→ **Data provided**:

** Begin **

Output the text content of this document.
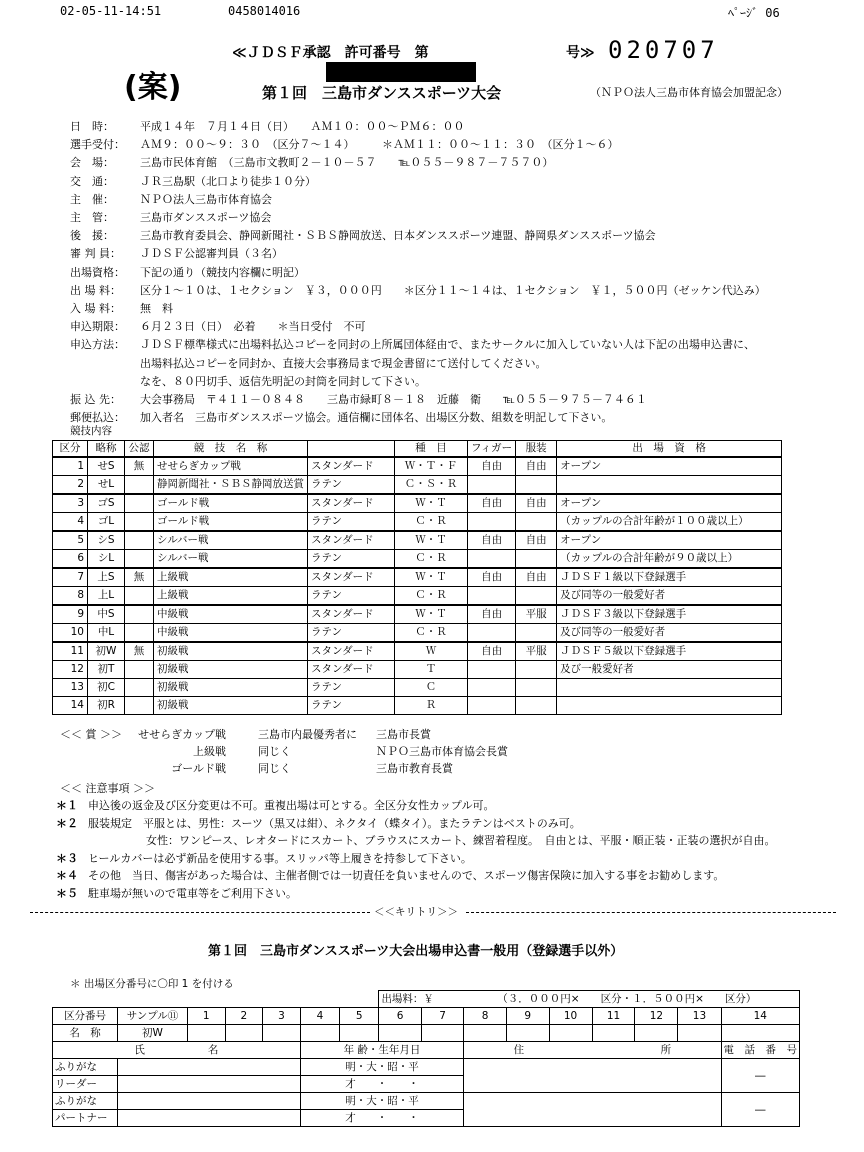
02-05-11-14:51	0458014016	ﾍﾟｰｼﾞ 06
≪ＪＤＳＦ承認　許可番号　第	号≫ 020707
(案)	第１回　三島市ダンススポーツ大会	（ＮＰＯ法人三島市体育協会加盟記念）
日　時： 平成１４年　７月１４日（日）　　ＡＭ１０：００～ＰＭ６：００
選手受付： ＡＭ９：００～９：３０　（区分７～１４）　　　＊ＡＭ１１：００～１１：３０　（区分１～６）
会　場： 三島市民体育館　（三島市文教町２－１０－５７　　℡０５５－９８７－７５７０）
交　通： ＪＲ三島駅（北口より徒歩１０分）
主　催： ＮＰＯ法人三島市体育協会
主　管： 三島市ダンススポーツ協会
後　援： 三島市教育委員会、静岡新聞社・ＳＢＳ静岡放送、日本ダンススポーツ連盟、静岡県ダンススポーツ協会
審 判 員： ＪＤＳＦ公認審判員（３名）
出場資格： 下記の通り（競技内容欄に明記）
出 場 料： 区分１～１０は、１セクション　￥３，０００円　　＊区分１１～１４は、１セクション　￥１，５００円（ゼッケン代込み）
入 場 料： 無　料
申込期限： ６月２３日（日）　必着　　＊当日受付　不可
申込方法： ＪＤＳＦ標準様式に出場料払込コピーを同封の上所属団体経由で、またサークルに加入していない人は下記の出場申込書に、
出場料払込コピーを同封か、直接大会事務局まで現金書留にて送付してください。
なを、８０円切手、返信先明記の封筒を同封して下さい。
振 込 先： 大会事務局　〒４１１－０８４８　　三島市緑町８－１８　近藤　衛　　℡０５５－９７５－７４６１
郵便払込： 加入者名　三島市ダンススポーツ協会。通信欄に団体名、出場区分数、組数を明記して下さい。
競技内容
区分	略称	公認	競　技　名　称		種　目	フィガー	服装	出　場　資　格
1	せS	無	せせらぎカップ戦	スタンダード	Ｗ・Ｔ・Ｆ	自由	自由	オープン
2	せL		静岡新聞社・ＳＢＳ静岡放送賞	ラテン	Ｃ・Ｓ・Ｒ			
3	ゴS		ゴールド戦	スタンダード	Ｗ・Ｔ	自由	自由	オープン
4	ゴL		ゴールド戦	ラテン	Ｃ・Ｒ			（カップルの合計年齢が１００歳以上）
5	シS		シルバー戦	スタンダード	Ｗ・Ｔ	自由	自由	オープン
6	シL		シルバー戦	ラテン	Ｃ・Ｒ			（カップルの合計年齢が９０歳以上）
7	上S	無	上級戦	スタンダード	Ｗ・Ｔ	自由	自由	ＪＤＳＦ１級以下登録選手
8	上L		上級戦	ラテン	Ｃ・Ｒ			及び同等の一般愛好者
9	中S		中級戦	スタンダード	Ｗ・Ｔ	自由	平服	ＪＤＳＦ３級以下登録選手
10	中L		中級戦	ラテン	Ｃ・Ｒ			及び同等の一般愛好者
11	初W	無	初級戦	スタンダード	Ｗ	自由	平服	ＪＤＳＦ５級以下登録選手
12	初T		初級戦	スタンダード	Ｔ			及び一般愛好者
13	初C		初級戦	ラテン	Ｃ			
14	初R		初級戦	ラテン	Ｒ			
＜＜ 賞 ＞＞ せせらぎカップ戦	三島市内最優秀者に 三島市長賞
上級戦	同じく	ＮＰＯ三島市体育協会長賞
ゴールド戦	同じく	三島市教育長賞
＜＜ 注意事項 ＞＞
＊１ 申込後の返金及び区分変更は不可。重複出場は可とする。全区分女性カップル可。
＊２ 服装規定　平服とは、男性：スーツ（黒又は紺）、ネクタイ（蝶タイ）。またラテンはベストのみ可。
女性：ワンピース、レオタードにスカート、ブラウスにスカート、練習着程度。　自由とは、平服・順正装・正装の選択が自由。
＊３ ヒールカバーは必ず新品を使用する事。スリッパ等上履きを持参して下さい。
＊４ その他　当日、傷害があった場合は、主催者側では一切責任を負いませんので、スポーツ傷害保険に加入する事をお勧めします。
＊５ 駐車場が無いので電車等をご利用下さい。
＜＜キリトリ＞＞
第１回　三島市ダンススポーツ大会出場申込書一般用（登録選手以外）
＊ 出場区分番号に〇印 1 を付ける
							出場料：￥ （３．０００円×　　区分・１．５００円×　　区分）								
区分番号	サンプル⑪	1	2	3	4	5	6	7	8	9	10	11	12	13	14
名　称	初W														
氏　　　　　　名					年 齢・生年月日				住　　　　　　　　　　　　　所						電　話　番　号
ふりがな					明・大・昭・平										―
リーダー					才　　・　　・										
ふりがな					明・大・昭・平										―
パートナー					才　　・　　・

** End **

→ **Short problem**:
Write out the full listing verbatim, excluding its pictures.

→ **Answer in full**:
Output the text content of this document.
02-05-11-14:51	0458014016	ﾍﾟｰｼﾞ 06
≪ＪＤＳＦ承認　許可番号　第	号≫ 020707
(案)	第１回　三島市ダンススポーツ大会	（ＮＰＯ法人三島市体育協会加盟記念）
日　時： 平成１４年　７月１４日（日）　　ＡＭ１０：００～ＰＭ６：００
選手受付： ＡＭ９：００～９：３０　（区分７～１４）　　　＊ＡＭ１１：００～１１：３０　（区分１～６）
会　場： 三島市民体育館　（三島市文教町２－１０－５７　　℡０５５－９８７－７５７０）
交　通： ＪＲ三島駅（北口より徒歩１０分）
主　催： ＮＰＯ法人三島市体育協会
主　管： 三島市ダンススポーツ協会
後　援： 三島市教育委員会、静岡新聞社・ＳＢＳ静岡放送、日本ダンススポーツ連盟、静岡県ダンススポーツ協会
審 判 員： ＪＤＳＦ公認審判員（３名）
出場資格： 下記の通り（競技内容欄に明記）
出 場 料： 区分１～１０は、１セクション　￥３，０００円　　＊区分１１～１４は、１セクション　￥１，５００円（ゼッケン代込み）
入 場 料： 無　料
申込期限： ６月２３日（日）　必着　　＊当日受付　不可
申込方法： ＪＤＳＦ標準様式に出場料払込コピーを同封の上所属団体経由で、またサークルに加入していない人は下記の出場申込書に、
出場料払込コピーを同封か、直接大会事務局まで現金書留にて送付してください。
なを、８０円切手、返信先明記の封筒を同封して下さい。
振 込 先： 大会事務局　〒４１１－０８４８　　三島市緑町８－１８　近藤　衛　　℡０５５－９７５－７４６１
郵便払込： 加入者名　三島市ダンススポーツ協会。通信欄に団体名、出場区分数、組数を明記して下さい。
競技内容
区分	略称	公認	競　技　名　称		種　目	フィガー	服装	出　場　資　格
1	せS	無	せせらぎカップ戦	スタンダード	Ｗ・Ｔ・Ｆ	自由	自由	オープン
2	せL		静岡新聞社・ＳＢＳ静岡放送賞	ラテン	Ｃ・Ｓ・Ｒ			
3	ゴS		ゴールド戦	スタンダード	Ｗ・Ｔ	自由	自由	オープン
4	ゴL		ゴールド戦	ラテン	Ｃ・Ｒ			（カップルの合計年齢が１００歳以上）
5	シS		シルバー戦	スタンダード	Ｗ・Ｔ	自由	自由	オープン
6	シL		シルバー戦	ラテン	Ｃ・Ｒ			（カップルの合計年齢が９０歳以上）
7	上S	無	上級戦	スタンダード	Ｗ・Ｔ	自由	自由	ＪＤＳＦ１級以下登録選手
8	上L		上級戦	ラテン	Ｃ・Ｒ			及び同等の一般愛好者
9	中S		中級戦	スタンダード	Ｗ・Ｔ	自由	平服	ＪＤＳＦ３級以下登録選手
10	中L		中級戦	ラテン	Ｃ・Ｒ			及び同等の一般愛好者
11	初W	無	初級戦	スタンダード	Ｗ	自由	平服	ＪＤＳＦ５級以下登録選手
12	初T		初級戦	スタンダード	Ｔ			及び一般愛好者
13	初C		初級戦	ラテン	Ｃ			
14	初R		初級戦	ラテン	Ｒ			
＜＜ 賞 ＞＞ せせらぎカップ戦	三島市内最優秀者に 三島市長賞
上級戦	同じく	ＮＰＯ三島市体育協会長賞
ゴールド戦	同じく	三島市教育長賞
＜＜ 注意事項 ＞＞
＊１ 申込後の返金及び区分変更は不可。重複出場は可とする。全区分女性カップル可。
＊２ 服装規定　平服とは、男性：スーツ（黒又は紺）、ネクタイ（蝶タイ）。またラテンはベストのみ可。
女性：ワンピース、レオタードにスカート、ブラウスにスカート、練習着程度。　自由とは、平服・順正装・正装の選択が自由。
＊３ ヒールカバーは必ず新品を使用する事。スリッパ等上履きを持参して下さい。
＊４ その他　当日、傷害があった場合は、主催者側では一切責任を負いませんので、スポーツ傷害保険に加入する事をお勧めします。
＊５ 駐車場が無いので電車等をご利用下さい。
＜＜キリトリ＞＞
第１回　三島市ダンススポーツ大会出場申込書一般用（登録選手以外）
＊ 出場区分番号に〇印 1 を付ける
							出場料：￥ （３．０００円×　　区分・１．５００円×　　区分）								
区分番号	サンプル⑪	1	2	3	4	5	6	7	8	9	10	11	12	13	14
名　称	初W														
氏　　　　　　名					年 齢・生年月日				住　　　　　　　　　　　　　所						電　話　番　号
ふりがな					明・大・昭・平										―
リーダー					才　　・　　・										
ふりがな					明・大・昭・平										―
パートナー					才　　・　　・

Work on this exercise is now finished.